╭─ Given passage
Even though Ninoyu grew as a musician, she felt culture shock living under the strict rules of the Japanese ensemble. As a younger member and the only Japanese American in the group, she was responsible for a multitude of chores for the ensemble and was limited in her creative output.

“I ran 9K every morning, cleaned the dojo, cooked for 20 members and staff, repaired costumes and dedicated countless hours to training,” she said.

 The austere conditions prompted her to reflect more on her identity. “Growing up, I thought I was both Japanese and American, but for the first time I realized there was something called being Japanese American.”

It was this perspective that compelled Ninoyu to advocate for Asian Americans and Pacific Islanders upon her return to the U.S. two years later. She spent time working with Japanese American civil groups in Alaska, leapfrogging to her ultimate goal of advocating for Asian American Pacific Islander issues in Congress as an APAICS fellow, a congressional staffing program aimed at elevating diversity in Congress.

“I realized that to some extent, I had taken the liberties that we hold as Americans for granted,” she said. “The liberties that I have and the reason I was feeling that way is that I would not be able to be in this position if it wasn’t for all the advocacy and civil rights movements that generations had overcome.”

Wanting a chance to work on Asian American issues while on the Hill, Ninoyu says her assignment with Meng has been a good fit. Meng specializes on Asian American issues as the vice chairwoman of the Congressional Asian Pacific American Caucus. Ninoyu has good company too — several of Meng’s staff are APAICS alumni.
╰─
╭─ Supplied records
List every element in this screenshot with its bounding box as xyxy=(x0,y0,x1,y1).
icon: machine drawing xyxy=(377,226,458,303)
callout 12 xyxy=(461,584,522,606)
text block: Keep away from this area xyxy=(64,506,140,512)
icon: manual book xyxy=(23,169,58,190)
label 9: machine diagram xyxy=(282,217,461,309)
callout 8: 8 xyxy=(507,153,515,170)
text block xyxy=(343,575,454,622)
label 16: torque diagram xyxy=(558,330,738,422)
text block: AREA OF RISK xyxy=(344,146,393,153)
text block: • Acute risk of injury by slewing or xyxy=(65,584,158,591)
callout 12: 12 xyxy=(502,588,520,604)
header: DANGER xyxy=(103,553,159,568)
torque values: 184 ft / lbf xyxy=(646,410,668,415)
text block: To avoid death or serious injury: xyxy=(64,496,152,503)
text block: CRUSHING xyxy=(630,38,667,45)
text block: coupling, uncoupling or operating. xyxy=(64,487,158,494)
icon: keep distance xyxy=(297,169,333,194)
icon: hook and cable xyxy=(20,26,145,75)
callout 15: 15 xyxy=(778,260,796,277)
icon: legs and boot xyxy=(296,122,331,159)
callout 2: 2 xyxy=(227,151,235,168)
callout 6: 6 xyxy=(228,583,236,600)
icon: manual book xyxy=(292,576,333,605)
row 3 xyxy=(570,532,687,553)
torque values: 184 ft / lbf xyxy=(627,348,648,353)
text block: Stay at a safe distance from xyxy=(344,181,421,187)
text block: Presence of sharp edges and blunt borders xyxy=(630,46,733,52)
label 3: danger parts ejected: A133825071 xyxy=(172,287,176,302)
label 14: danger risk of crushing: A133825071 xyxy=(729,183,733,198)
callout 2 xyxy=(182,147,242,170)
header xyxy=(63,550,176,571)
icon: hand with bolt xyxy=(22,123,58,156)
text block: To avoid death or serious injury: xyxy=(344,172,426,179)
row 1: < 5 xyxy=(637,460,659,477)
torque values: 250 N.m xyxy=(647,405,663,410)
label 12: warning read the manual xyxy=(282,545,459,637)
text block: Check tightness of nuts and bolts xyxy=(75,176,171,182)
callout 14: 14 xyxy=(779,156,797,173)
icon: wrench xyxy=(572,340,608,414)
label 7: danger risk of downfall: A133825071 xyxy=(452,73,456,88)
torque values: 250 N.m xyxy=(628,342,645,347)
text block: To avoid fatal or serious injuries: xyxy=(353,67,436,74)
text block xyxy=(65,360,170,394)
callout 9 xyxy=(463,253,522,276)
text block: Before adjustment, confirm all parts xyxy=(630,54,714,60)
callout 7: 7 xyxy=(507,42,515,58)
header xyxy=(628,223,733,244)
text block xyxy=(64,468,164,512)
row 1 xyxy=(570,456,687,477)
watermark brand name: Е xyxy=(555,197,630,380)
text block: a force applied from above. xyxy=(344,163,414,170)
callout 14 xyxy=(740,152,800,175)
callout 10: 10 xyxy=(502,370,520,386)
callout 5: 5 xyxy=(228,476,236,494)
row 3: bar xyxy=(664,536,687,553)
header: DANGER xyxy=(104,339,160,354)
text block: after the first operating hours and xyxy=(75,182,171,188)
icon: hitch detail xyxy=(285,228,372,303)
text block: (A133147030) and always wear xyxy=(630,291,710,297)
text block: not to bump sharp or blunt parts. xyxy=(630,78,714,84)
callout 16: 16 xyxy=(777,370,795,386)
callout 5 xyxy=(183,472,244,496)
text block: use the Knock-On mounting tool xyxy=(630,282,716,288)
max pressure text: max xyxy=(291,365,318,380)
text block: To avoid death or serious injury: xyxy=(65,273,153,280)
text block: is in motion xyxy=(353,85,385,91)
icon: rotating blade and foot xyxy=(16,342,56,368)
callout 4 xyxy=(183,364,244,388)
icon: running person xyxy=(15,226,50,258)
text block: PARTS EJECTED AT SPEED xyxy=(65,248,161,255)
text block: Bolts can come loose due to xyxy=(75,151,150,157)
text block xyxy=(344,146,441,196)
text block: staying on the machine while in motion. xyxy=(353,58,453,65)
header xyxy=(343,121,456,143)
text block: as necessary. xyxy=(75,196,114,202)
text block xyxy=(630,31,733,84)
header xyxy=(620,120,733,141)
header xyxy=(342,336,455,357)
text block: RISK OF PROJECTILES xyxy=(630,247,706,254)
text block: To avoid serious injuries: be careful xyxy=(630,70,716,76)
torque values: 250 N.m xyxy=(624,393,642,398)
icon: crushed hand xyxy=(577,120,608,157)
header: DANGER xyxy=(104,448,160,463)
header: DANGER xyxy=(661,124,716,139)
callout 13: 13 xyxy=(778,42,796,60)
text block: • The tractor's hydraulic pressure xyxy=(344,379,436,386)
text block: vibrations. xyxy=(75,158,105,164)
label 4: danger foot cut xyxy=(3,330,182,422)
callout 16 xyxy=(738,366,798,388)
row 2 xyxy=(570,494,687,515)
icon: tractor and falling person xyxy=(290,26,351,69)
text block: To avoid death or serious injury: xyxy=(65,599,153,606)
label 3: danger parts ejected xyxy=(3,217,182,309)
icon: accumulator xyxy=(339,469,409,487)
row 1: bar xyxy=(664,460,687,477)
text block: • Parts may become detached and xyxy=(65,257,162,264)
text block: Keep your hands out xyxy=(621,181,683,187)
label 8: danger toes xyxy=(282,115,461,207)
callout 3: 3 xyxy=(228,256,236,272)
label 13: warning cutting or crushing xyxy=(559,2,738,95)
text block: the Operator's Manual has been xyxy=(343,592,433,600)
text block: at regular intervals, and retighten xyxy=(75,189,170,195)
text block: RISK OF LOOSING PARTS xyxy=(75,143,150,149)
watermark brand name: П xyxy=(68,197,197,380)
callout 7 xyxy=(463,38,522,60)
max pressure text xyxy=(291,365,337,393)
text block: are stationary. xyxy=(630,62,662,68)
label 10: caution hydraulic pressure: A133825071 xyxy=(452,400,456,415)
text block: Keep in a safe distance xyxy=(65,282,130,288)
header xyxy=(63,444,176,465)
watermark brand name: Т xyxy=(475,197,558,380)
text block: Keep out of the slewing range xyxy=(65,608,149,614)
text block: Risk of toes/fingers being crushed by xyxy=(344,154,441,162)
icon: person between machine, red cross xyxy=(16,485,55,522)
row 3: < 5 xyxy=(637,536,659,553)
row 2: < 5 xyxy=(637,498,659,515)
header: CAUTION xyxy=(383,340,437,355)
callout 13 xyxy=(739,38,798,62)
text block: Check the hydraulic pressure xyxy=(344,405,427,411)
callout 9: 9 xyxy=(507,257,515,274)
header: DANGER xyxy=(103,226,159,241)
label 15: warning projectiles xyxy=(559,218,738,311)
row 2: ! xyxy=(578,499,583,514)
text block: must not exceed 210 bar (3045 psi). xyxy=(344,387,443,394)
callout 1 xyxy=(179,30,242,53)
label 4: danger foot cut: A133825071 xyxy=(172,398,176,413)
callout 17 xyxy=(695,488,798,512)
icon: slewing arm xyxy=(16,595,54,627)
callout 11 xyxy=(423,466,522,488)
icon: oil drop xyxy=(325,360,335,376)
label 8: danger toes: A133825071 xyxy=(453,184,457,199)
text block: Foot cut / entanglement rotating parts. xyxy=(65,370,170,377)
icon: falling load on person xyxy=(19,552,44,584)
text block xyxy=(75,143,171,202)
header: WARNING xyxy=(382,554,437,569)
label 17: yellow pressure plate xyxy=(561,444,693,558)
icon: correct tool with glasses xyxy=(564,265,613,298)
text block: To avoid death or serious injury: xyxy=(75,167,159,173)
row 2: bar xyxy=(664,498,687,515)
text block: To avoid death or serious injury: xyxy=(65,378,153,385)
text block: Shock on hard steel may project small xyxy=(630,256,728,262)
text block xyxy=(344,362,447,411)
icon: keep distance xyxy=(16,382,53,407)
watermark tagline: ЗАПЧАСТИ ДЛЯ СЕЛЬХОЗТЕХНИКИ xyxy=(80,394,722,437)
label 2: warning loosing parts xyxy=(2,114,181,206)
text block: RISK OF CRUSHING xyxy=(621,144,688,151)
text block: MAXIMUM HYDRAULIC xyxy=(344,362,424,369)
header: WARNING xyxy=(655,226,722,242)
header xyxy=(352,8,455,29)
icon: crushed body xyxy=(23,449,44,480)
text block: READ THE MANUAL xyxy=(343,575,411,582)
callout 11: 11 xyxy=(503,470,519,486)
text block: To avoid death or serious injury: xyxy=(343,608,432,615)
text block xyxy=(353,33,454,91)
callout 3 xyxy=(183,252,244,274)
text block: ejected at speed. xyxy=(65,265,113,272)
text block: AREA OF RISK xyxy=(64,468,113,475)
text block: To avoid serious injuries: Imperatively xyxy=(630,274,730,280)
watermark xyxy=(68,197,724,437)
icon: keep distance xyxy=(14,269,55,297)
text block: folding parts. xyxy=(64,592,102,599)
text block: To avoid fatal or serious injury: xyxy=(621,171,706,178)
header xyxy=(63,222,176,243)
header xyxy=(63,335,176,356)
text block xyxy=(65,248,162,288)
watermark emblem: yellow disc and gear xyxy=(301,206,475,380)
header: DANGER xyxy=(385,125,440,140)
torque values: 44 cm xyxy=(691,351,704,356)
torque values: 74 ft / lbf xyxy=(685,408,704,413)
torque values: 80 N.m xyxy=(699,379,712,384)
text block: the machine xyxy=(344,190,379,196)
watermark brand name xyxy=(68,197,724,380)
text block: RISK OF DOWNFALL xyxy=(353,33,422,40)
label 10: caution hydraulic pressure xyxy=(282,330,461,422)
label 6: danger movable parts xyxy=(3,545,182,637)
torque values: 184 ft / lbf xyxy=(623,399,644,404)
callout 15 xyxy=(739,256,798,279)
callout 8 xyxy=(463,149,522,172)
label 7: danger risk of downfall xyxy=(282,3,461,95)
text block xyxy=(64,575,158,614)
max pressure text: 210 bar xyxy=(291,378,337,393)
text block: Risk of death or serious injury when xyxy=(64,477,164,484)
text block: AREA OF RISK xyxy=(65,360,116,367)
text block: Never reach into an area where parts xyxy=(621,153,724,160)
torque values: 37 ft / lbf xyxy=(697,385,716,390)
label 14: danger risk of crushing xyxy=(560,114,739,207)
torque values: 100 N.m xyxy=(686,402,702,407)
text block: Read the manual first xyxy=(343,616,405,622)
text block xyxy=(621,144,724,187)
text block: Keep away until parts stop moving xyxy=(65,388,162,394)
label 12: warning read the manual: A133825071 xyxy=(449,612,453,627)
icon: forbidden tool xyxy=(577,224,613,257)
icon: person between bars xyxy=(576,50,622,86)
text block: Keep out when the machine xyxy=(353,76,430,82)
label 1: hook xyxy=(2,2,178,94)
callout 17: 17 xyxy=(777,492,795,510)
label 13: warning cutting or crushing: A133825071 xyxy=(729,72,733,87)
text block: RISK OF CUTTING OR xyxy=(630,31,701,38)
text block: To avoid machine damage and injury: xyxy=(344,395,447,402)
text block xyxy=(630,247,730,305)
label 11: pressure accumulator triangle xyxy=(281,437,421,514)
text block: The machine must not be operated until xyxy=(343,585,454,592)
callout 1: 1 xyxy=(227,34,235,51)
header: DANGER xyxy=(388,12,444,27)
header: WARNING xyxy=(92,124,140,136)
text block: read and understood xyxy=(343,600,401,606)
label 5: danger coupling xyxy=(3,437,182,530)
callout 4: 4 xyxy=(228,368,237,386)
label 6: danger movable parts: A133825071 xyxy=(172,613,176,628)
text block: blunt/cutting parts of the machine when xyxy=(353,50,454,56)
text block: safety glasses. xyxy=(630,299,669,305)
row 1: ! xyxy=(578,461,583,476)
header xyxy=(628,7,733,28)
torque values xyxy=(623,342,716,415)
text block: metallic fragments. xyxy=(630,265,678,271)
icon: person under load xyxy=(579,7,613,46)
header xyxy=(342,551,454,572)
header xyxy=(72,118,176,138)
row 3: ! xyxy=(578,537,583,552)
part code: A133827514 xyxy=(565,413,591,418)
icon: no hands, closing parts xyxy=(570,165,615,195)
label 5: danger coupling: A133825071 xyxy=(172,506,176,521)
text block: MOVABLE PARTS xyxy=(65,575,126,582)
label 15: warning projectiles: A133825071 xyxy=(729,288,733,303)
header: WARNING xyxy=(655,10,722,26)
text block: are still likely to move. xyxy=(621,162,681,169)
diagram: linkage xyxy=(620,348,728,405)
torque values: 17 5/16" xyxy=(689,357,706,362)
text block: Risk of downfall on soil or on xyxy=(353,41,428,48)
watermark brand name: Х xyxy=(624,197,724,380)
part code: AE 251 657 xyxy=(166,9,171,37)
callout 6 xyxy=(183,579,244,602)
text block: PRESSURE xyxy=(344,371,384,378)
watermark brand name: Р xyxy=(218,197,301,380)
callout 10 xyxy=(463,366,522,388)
╰─
## Task 1:
Can you update the part of the Ninoyu profile that opens with "Wanting a chance" and closes with "are APAICS alumni.", putting "graduates" in place of "alumni"?
## Task 2:
Could you carry the profile of Ninoyu forward from the point where it stops?

## Written answer 1:
Wanting a chance to work on Asian American issues while on the Hill, Ninoyu says her assignment with Meng has been a good fit. Meng specializes on Asian American issues as the vice chairwoman of the Congressional Asian Pacific American Caucus. Ninoyu has good company too — several of Meng’s staff are APAICS graduates.

## Written answer 2:
While in Meng’s office, she has also broadened her thinking as an individual educator to consideration of education policy issues. “Having this bird’s-eye view on education has been very exciting,” she said.

The key of Congress

Even among lawmakers, a musical background is rare. Only two members of Congress have music degrees, according to CQ Roll Call member data, Alabama Rep. Martha Roby and Montana Sen. Jon Tester.

Still, Ninoyu argues her training brings valuable insight to working on the Hill. She points to her understanding of managing opposing dualities as important to both creating music and policymaking. Congress, like music, works through successful interplay of opposites: consonance and dissonance, Republican and Democrat.

Legislative work has a musicality of its own, she says. Both music and Congress require understanding of patterns and rhythms, something that resonates with Ninoyu, especially as a percussionist. She believes keeping everyone together with a beat is no different from unifying people through bills and policies.

“We’re really in touch with rhythms and what moves people,” she said. “I think what a musician such as myself brings to policymaking is the creativity and vision to guide these impulses, ideas and expressions.”